** start **

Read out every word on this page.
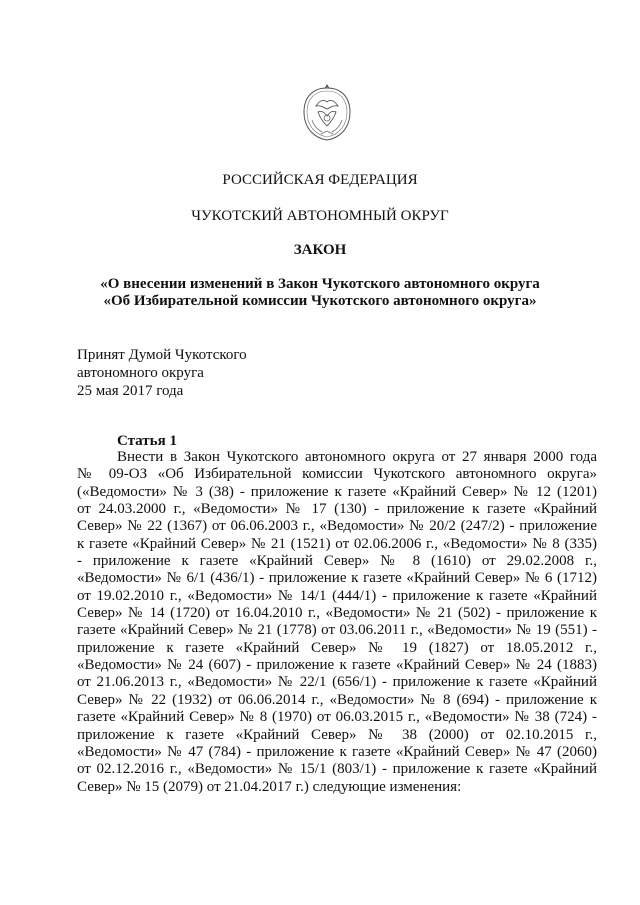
РОССИЙСКАЯ ФЕДЕРАЦИЯ
ЧУКОТСКИЙ АВТОНОМНЫЙ ОКРУГ
ЗАКОН
«О внесении изменений в Закон Чукотского автономного округа
«Об Избирательной комиссии Чукотского автономного округа»
Принят Думой Чукотского
автономного округа
25 мая 2017 года
Статья 1
Внести в Закон Чукотского автономного округа от 27 января 2000 года
№ 09-ОЗ «Об Избирательной комиссии Чукотского автономного округа»
(«Ведомости» № 3 (38) - приложение к газете «Крайний Север» № 12 (1201)
от 24.03.2000 г., «Ведомости» № 17 (130) - приложение к газете «Крайний
Север» № 22 (1367) от 06.06.2003 г., «Ведомости» № 20/2 (247/2) - приложение
к газете «Крайний Север» № 21 (1521) от 02.06.2006 г., «Ведомости» № 8 (335)
- приложение к газете «Крайний Север» № 8 (1610) от 29.02.2008 г.,
«Ведомости» № 6/1 (436/1) - приложение к газете «Крайний Север» № 6 (1712)
от 19.02.2010 г., «Ведомости» № 14/1 (444/1) - приложение к газете «Крайний
Север» № 14 (1720) от 16.04.2010 г., «Ведомости» № 21 (502) - приложение к
газете «Крайний Север» № 21 (1778) от 03.06.2011 г., «Ведомости» № 19 (551) -
приложение к газете «Крайний Север» № 19 (1827) от 18.05.2012 г.,
«Ведомости» № 24 (607) - приложение к газете «Крайний Север» № 24 (1883)
от 21.06.2013 г., «Ведомости» № 22/1 (656/1) - приложение к газете «Крайний
Север» № 22 (1932) от 06.06.2014 г., «Ведомости» № 8 (694) - приложение к
газете «Крайний Север» № 8 (1970) от 06.03.2015 г., «Ведомости» № 38 (724) -
приложение к газете «Крайний Север» № 38 (2000) от 02.10.2015 г.,
«Ведомости» № 47 (784) - приложение к газете «Крайний Север» № 47 (2060)
от 02.12.2016 г., «Ведомости» № 15/1 (803/1) - приложение к газете «Крайний
Север» № 15 (2079) от 21.04.2017 г.) следующие изменения:
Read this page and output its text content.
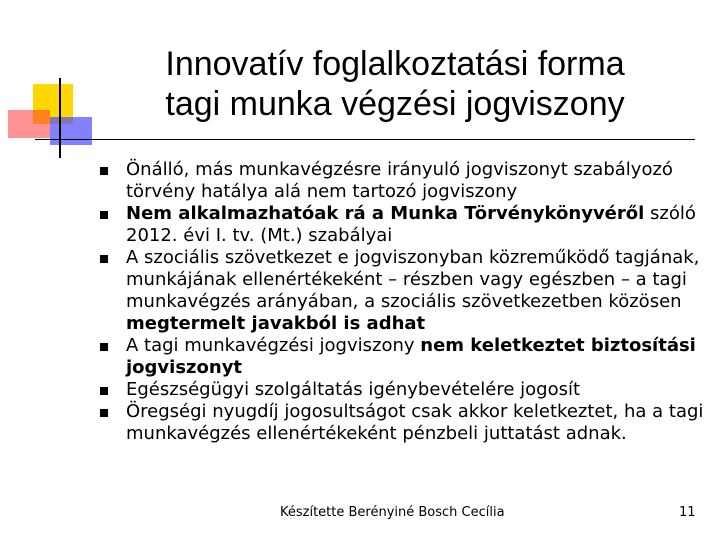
Innovatív foglalkoztatási forma
tagi munka végzési jogviszony
Önálló, más munkavégzésre irányuló jogviszonyt szabályozó törvény hatálya alá nem tartozó jogviszony
Nem alkalmazhatóak rá a Munka Törvénykönyvéről szóló 2012. évi I. tv. (Mt.) szabályai
A szociális szövetkezet e jogviszonyban közreműködő tagjának, munkájának ellenértékeként – részben vagy egészben – a tagi munkavégzés arányában, a szociális szövetkezetben közösen megtermelt javakból is adhat
A tagi munkavégzési jogviszony nem keletkeztet biztosítási jogviszonyt
Egészségügyi szolgáltatás igénybevételére jogosít
Öregségi nyugdíj jogosultságot csak akkor keletkeztet, ha a tagi munkavégzés ellenértékeként pénzbeli juttatást adnak.
Készítette Berényiné Bosch Cecília	11
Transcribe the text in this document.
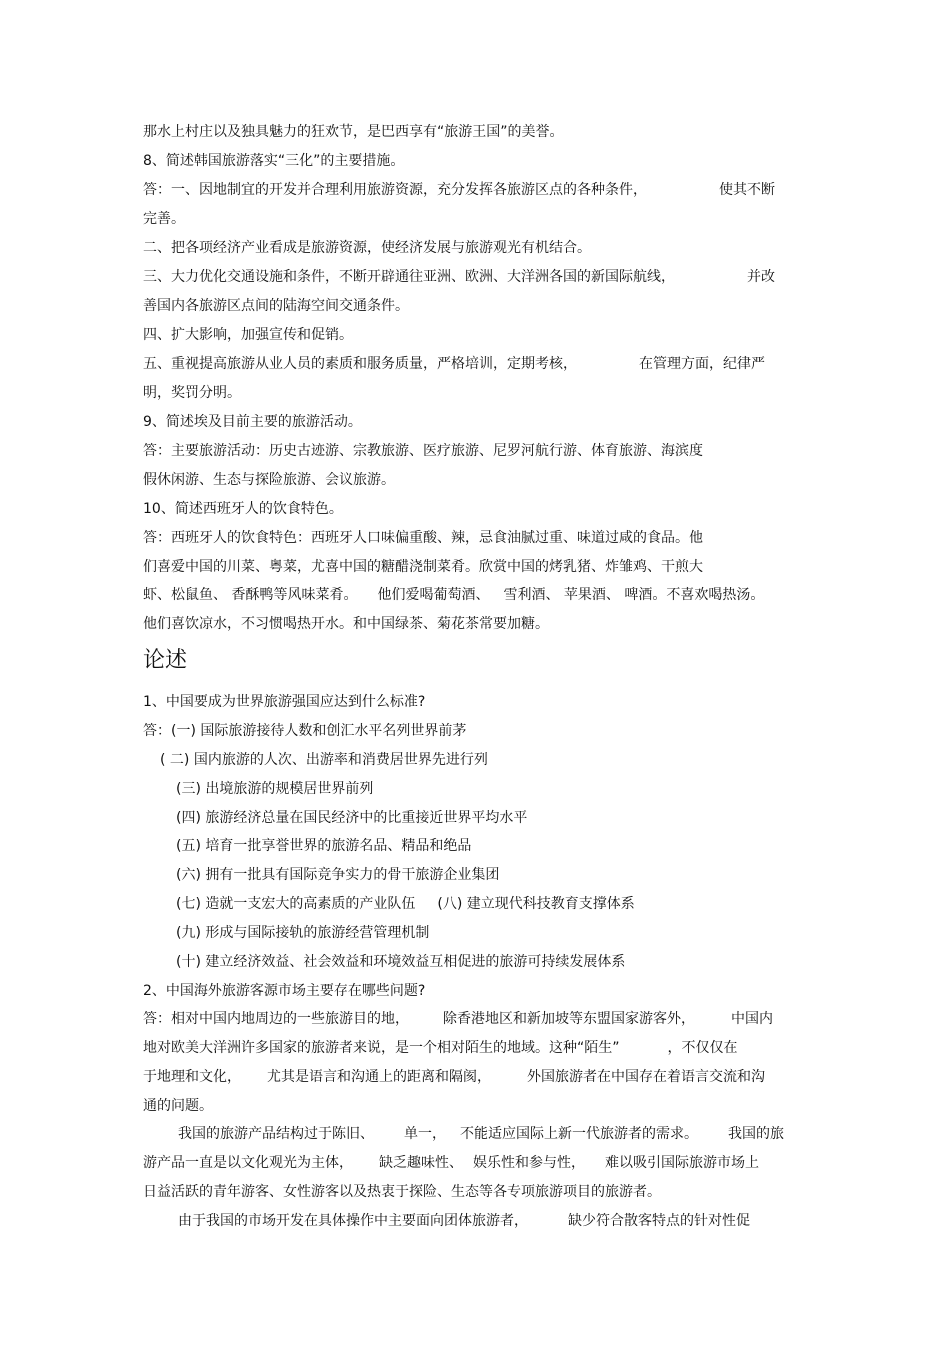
那水上村庄以及独具魅力的狂欢节，是巴西享有“旅游王国”的美誉。
8、简述韩国旅游落实“三化”的主要措施。
答：一、因地制宜的开发并合理利用旅游资源，充分发挥各旅游区点的各种条件，	使其不断
完善。
二、把各项经济产业看成是旅游资源，使经济发展与旅游观光有机结合。
三、大力优化交通设施和条件，不断开辟通往亚洲、欧洲、大洋洲各国的新国际航线，	并改
善国内各旅游区点间的陆海空间交通条件。
四、扩大影响，加强宣传和促销。
五、重视提高旅游从业人员的素质和服务质量，严格培训，定期考核，	在管理方面，纪律严
明，奖罚分明。
9、简述埃及目前主要的旅游活动。
答：主要旅游活动：历史古迹游、宗教旅游、医疗旅游、尼罗河航行游、体育旅游、海滨度
假休闲游、生态与探险旅游、会议旅游。
10、简述西班牙人的饮食特色。
答：西班牙人的饮食特色：西班牙人口味偏重酸、辣，忌食油腻过重、味道过咸的食品。他
们喜爱中国的川菜、粤菜，尤喜中国的糖醋浇制菜肴。欣赏中国的烤乳猪、炸雏鸡、干煎大
虾、松鼠鱼、 香酥鸭等风味菜肴。 他们爱喝葡萄酒、 雪利酒、 苹果酒、 啤酒。不喜欢喝热汤。
他们喜饮凉水，不习惯喝热开水。和中国绿茶、菊花茶常要加糖。
论述
1、中国要成为世界旅游强国应达到什么标准?
答：(一) 国际旅游接待人数和创汇水平名列世界前茅
( 二) 国内旅游的人次、出游率和消费居世界先进行列
(三) 出境旅游的规模居世界前列
(四) 旅游经济总量在国民经济中的比重接近世界平均水平
(五) 培育一批享誉世界的旅游名品、精品和绝品
(六) 拥有一批具有国际竞争实力的骨干旅游企业集团
(七) 造就一支宏大的高素质的产业队伍 (八) 建立现代科技教育支撑体系
(九) 形成与国际接轨的旅游经营管理机制
(十) 建立经济效益、社会效益和环境效益互相促进的旅游可持续发展体系
2、中国海外旅游客源市场主要存在哪些问题?
答：相对中国内地周边的一些旅游目的地， 除香港地区和新加坡等东盟国家游客外，	中国内
地对欧美大洋洲许多国家的旅游者来说，是一个相对陌生的地域。这种“陌生”	，不仅仅在
于地理和文化， 尤其是语言和沟通上的距离和隔阂，	外国旅游者在中国存在着语言交流和沟
通的问题。
我国的旅游产品结构过于陈旧、 单一， 不能适应国际上新一代旅游者的需求。 我国的旅
游产品一直是以文化观光为主体， 缺乏趣味性、 娱乐性和参与性， 难以吸引国际旅游市场上
日益活跃的青年游客、女性游客以及热衷于探险、生态等各专项旅游项目的旅游者。
由于我国的市场开发在具体操作中主要面向团体旅游者，	缺少符合散客特点的针对性促
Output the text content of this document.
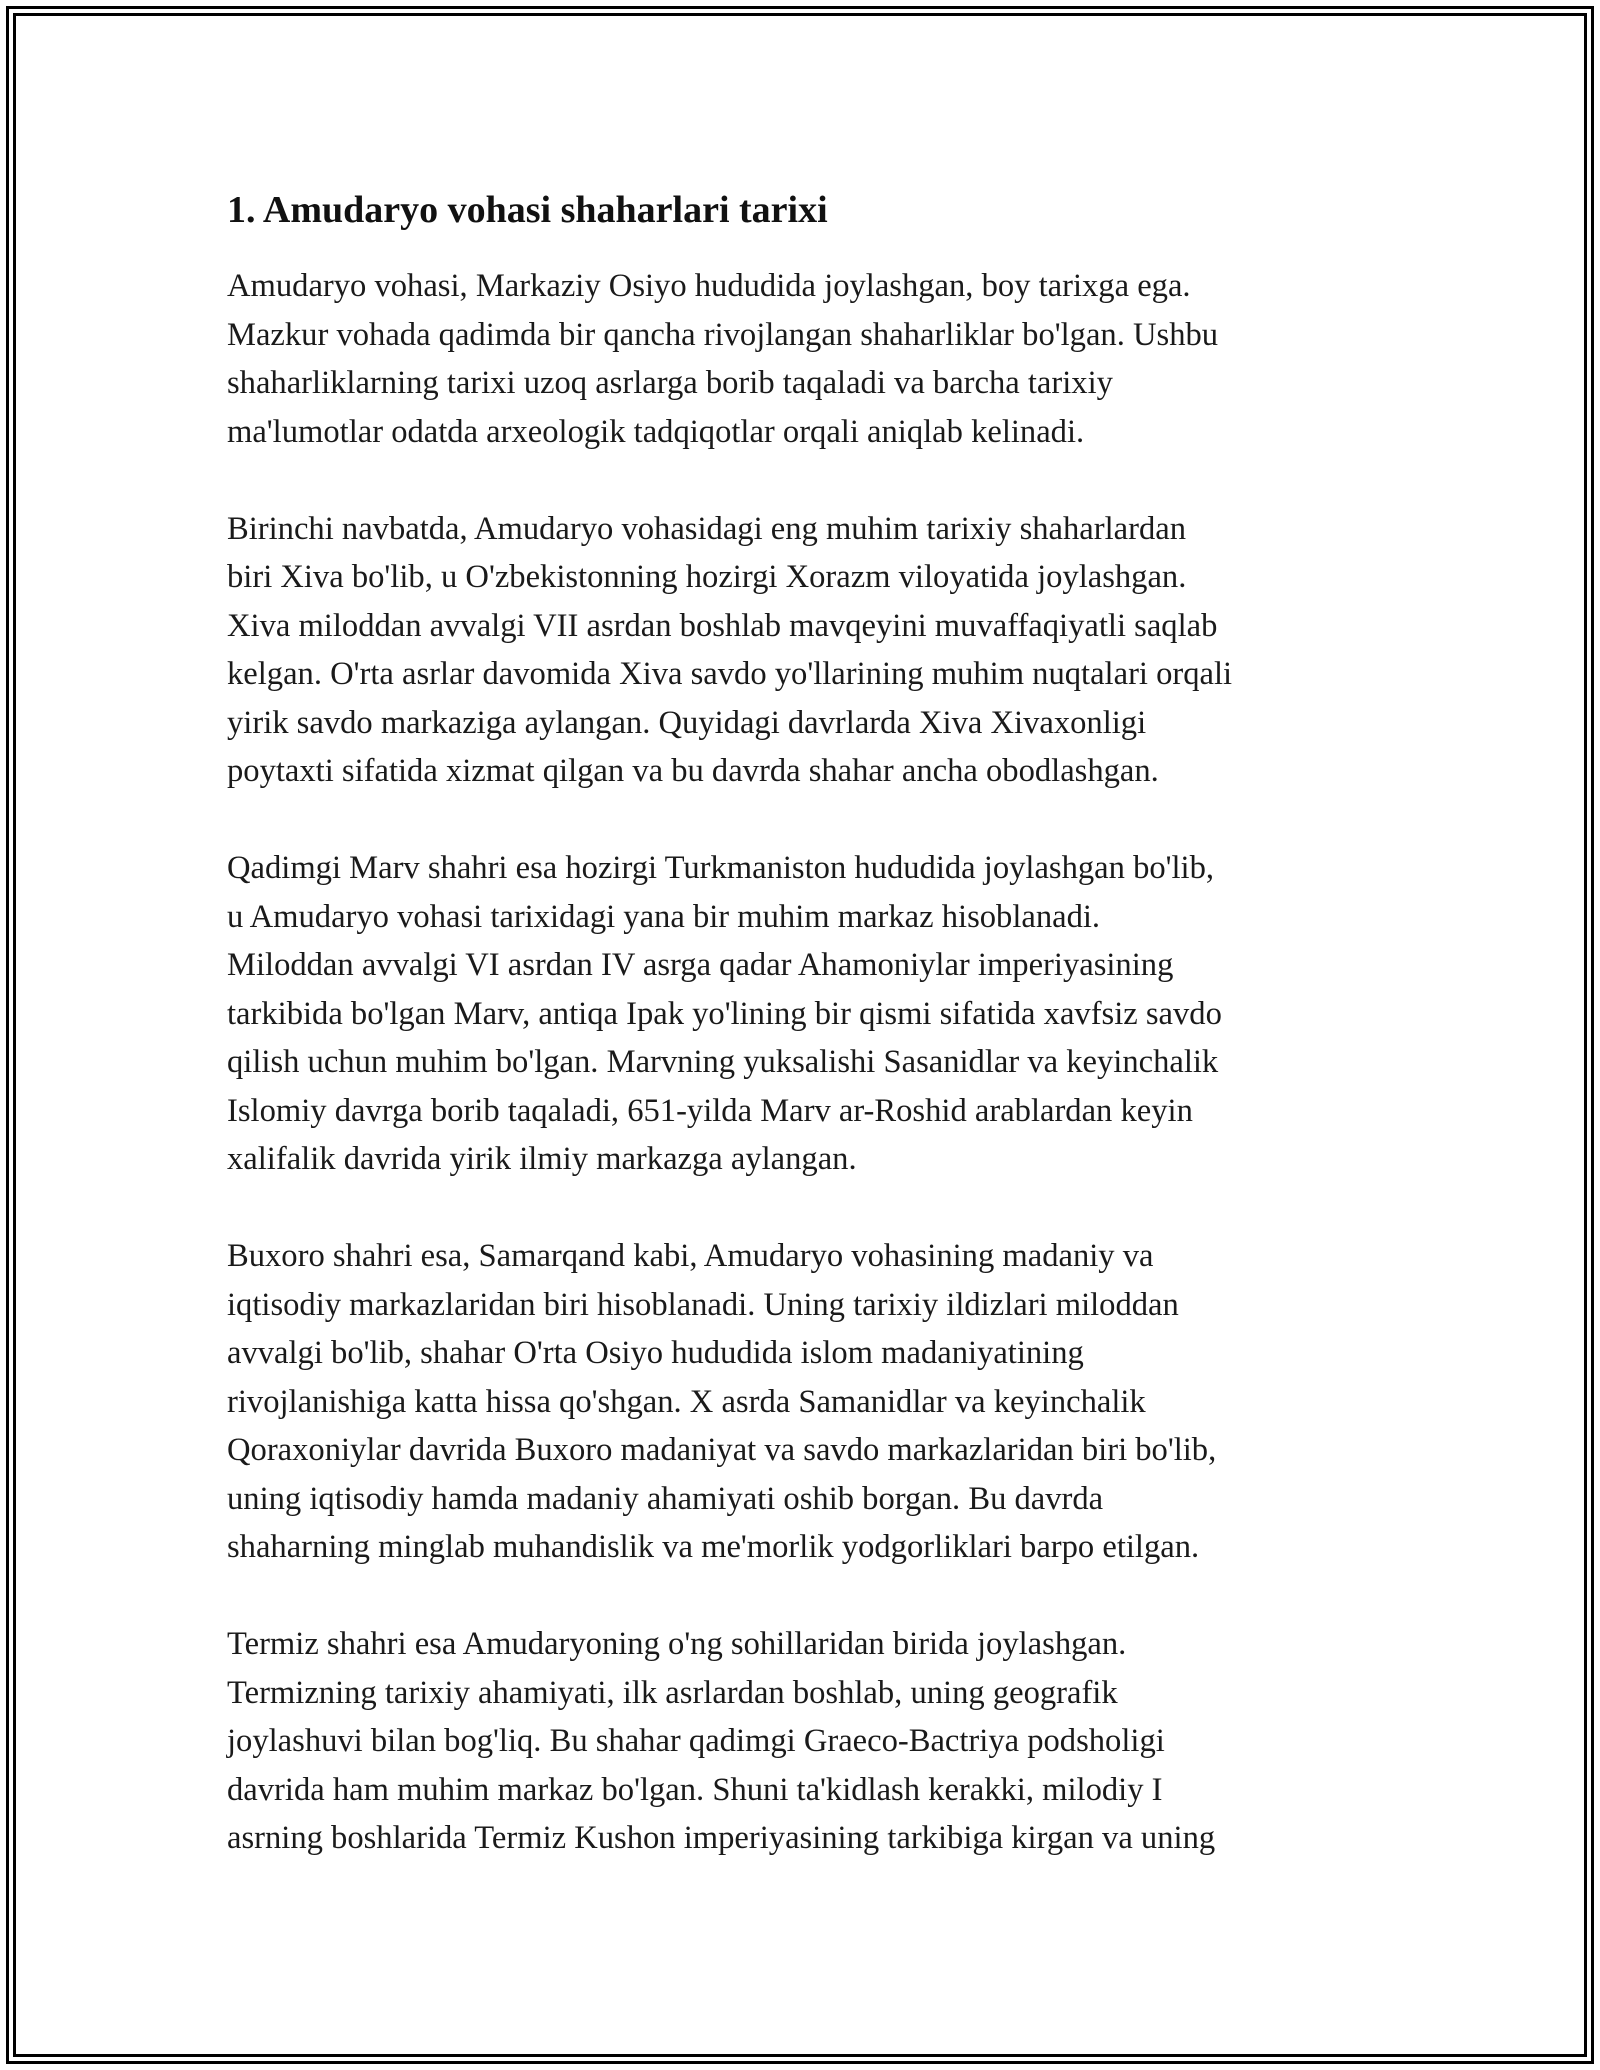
1. Amudaryo vohasi shaharlari tarixi

Amudaryo vohasi, Markaziy Osiyo hududida joylashgan, boy tarixga ega.
Mazkur vohada qadimda bir qancha rivojlangan shaharliklar bo'lgan. Ushbu
shaharliklarning tarixi uzoq asrlarga borib taqaladi va barcha tarixiy
ma'lumotlar odatda arxeologik tadqiqotlar orqali aniqlab kelinadi.

Birinchi navbatda, Amudaryo vohasidagi eng muhim tarixiy shaharlardan
biri Xiva bo'lib, u O'zbekistonning hozirgi Xorazm viloyatida joylashgan.
Xiva miloddan avvalgi VII asrdan boshlab mavqeyini muvaffaqiyatli saqlab
kelgan. O'rta asrlar davomida Xiva savdo yo'llarining muhim nuqtalari orqali
yirik savdo markaziga aylangan. Quyidagi davrlarda Xiva Xivaxonligi
poytaxti sifatida xizmat qilgan va bu davrda shahar ancha obodlashgan.

Qadimgi Marv shahri esa hozirgi Turkmaniston hududida joylashgan bo'lib,
u Amudaryo vohasi tarixidagi yana bir muhim markaz hisoblanadi.
Miloddan avvalgi VI asrdan IV asrga qadar Ahamoniylar imperiyasining
tarkibida bo'lgan Marv, antiqa Ipak yo'lining bir qismi sifatida xavfsiz savdo
qilish uchun muhim bo'lgan. Marvning yuksalishi Sasanidlar va keyinchalik
Islomiy davrga borib taqaladi, 651-yilda Marv ar-Roshid arablardan keyin
xalifalik davrida yirik ilmiy markazga aylangan.

Buxoro shahri esa, Samarqand kabi, Amudaryo vohasining madaniy va
iqtisodiy markazlaridan biri hisoblanadi. Uning tarixiy ildizlari miloddan
avvalgi bo'lib, shahar O'rta Osiyo hududida islom madaniyatining
rivojlanishiga katta hissa qo'shgan. X asrda Samanidlar va keyinchalik
Qoraxoniylar davrida Buxoro madaniyat va savdo markazlaridan biri bo'lib,
uning iqtisodiy hamda madaniy ahamiyati oshib borgan. Bu davrda
shaharning minglab muhandislik va me'morlik yodgorliklari barpo etilgan.

Termiz shahri esa Amudaryoning o'ng sohillaridan birida joylashgan.
Termizning tarixiy ahamiyati, ilk asrlardan boshlab, uning geografik
joylashuvi bilan bog'liq. Bu shahar qadimgi Graeco-Bactriya podsholigi
davrida ham muhim markaz bo'lgan. Shuni ta'kidlash kerakki, milodiy I
asrning boshlarida Termiz Kushon imperiyasining tarkibiga kirgan va uning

** end **

# Prompt
Identify every line above that includes the word "hududida", and show those lines.

# Correct answer
Amudaryo vohasi, Markaziy Osiyo hududida joylashgan, boy tarixga ega.
Qadimgi Marv shahri esa hozirgi Turkmaniston hududida joylashgan bo'lib,
avvalgi bo'lib, shahar O'rta Osiyo hududida islom madaniyatining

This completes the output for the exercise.